» Requirement: Identify each line in the records below that contains the word "heures", and copy it.

» Information provided:
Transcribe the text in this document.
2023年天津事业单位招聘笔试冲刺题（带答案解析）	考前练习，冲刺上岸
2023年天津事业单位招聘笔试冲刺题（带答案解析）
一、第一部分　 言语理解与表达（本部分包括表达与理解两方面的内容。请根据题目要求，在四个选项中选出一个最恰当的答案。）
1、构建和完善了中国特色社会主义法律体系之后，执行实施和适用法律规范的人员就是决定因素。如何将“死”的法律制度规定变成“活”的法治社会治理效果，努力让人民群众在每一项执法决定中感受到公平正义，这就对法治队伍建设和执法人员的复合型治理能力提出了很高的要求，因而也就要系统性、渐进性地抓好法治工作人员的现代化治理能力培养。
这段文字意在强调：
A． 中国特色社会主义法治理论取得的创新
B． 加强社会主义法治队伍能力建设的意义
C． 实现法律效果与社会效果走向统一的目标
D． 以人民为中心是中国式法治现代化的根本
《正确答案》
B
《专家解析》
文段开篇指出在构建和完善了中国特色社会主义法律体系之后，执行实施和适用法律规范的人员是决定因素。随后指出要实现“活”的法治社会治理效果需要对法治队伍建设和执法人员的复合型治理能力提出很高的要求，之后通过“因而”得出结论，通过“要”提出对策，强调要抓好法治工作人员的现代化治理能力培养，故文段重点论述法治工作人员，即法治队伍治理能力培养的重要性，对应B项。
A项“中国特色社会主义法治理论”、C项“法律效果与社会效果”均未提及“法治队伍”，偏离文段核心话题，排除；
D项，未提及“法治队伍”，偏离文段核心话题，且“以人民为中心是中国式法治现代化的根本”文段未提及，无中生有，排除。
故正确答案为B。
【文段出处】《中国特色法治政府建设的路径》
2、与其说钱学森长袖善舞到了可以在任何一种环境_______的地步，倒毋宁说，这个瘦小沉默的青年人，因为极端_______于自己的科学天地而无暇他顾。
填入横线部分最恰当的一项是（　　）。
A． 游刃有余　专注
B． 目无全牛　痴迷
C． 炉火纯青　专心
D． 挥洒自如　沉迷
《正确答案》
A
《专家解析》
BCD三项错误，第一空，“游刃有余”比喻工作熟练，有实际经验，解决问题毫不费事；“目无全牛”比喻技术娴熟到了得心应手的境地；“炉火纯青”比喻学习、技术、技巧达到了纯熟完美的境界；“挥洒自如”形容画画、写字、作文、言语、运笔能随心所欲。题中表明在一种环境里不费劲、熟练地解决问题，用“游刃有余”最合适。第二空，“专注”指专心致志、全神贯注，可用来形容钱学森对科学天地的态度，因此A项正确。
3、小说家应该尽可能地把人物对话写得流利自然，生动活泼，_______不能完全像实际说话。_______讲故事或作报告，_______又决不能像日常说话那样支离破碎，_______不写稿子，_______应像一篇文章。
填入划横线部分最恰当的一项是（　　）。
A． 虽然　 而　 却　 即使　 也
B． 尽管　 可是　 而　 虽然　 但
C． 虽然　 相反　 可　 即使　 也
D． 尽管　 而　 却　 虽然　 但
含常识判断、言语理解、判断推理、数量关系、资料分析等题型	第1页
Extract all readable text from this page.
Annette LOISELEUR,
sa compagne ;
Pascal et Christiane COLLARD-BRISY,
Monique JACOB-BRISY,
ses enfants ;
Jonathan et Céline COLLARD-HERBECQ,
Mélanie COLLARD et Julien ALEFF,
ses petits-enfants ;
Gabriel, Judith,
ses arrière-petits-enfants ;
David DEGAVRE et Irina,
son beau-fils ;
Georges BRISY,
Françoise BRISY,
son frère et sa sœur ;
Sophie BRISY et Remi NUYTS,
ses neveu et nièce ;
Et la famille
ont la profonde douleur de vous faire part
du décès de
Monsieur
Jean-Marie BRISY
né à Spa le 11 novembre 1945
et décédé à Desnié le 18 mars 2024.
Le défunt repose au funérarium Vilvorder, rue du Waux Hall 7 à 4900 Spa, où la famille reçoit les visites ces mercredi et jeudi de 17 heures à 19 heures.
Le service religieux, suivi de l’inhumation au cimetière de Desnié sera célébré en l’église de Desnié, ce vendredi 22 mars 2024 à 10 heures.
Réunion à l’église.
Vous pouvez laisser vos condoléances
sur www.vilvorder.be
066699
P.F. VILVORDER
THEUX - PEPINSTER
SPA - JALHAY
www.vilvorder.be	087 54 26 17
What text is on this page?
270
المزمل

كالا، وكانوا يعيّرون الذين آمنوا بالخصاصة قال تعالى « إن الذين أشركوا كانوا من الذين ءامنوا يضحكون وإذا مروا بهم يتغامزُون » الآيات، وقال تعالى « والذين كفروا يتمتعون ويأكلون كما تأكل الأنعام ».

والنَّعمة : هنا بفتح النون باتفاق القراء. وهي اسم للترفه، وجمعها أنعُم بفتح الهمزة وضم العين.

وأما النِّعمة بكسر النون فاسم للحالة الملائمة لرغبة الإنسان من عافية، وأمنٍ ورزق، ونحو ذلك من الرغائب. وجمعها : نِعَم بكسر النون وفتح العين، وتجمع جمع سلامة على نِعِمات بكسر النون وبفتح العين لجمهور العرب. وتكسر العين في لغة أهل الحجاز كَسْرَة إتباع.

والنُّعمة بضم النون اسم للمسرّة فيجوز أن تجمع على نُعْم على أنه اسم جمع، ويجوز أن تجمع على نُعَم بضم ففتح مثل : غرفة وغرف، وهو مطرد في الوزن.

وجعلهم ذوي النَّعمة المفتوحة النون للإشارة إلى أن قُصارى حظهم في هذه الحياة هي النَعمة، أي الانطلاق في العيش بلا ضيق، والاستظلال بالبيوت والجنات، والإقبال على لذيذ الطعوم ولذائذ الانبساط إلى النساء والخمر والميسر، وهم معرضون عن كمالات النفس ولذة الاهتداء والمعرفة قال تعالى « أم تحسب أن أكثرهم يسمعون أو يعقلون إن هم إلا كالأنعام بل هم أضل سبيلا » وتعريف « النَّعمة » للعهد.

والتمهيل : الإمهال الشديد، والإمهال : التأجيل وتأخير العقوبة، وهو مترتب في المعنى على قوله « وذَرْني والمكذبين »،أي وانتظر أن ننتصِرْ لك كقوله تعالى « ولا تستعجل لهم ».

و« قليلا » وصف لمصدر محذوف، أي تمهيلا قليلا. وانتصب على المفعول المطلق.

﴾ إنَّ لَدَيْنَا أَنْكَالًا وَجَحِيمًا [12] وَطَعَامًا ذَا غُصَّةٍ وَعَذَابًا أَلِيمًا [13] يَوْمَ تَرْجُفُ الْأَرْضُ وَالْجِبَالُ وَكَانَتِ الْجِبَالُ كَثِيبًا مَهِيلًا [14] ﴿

» Expected answer:
Le défunt repose au funérarium Vilvorder, rue du Waux Hall 7 à 4900 Spa, où la famille reçoit les visites ces mercredi et jeudi de 17 heures à 19 heures.
Le service religieux, suivi de l’inhumation au cimetière de Desnié sera célébré en l’église de Desnié, ce vendredi 22 mars 2024 à 10 heures.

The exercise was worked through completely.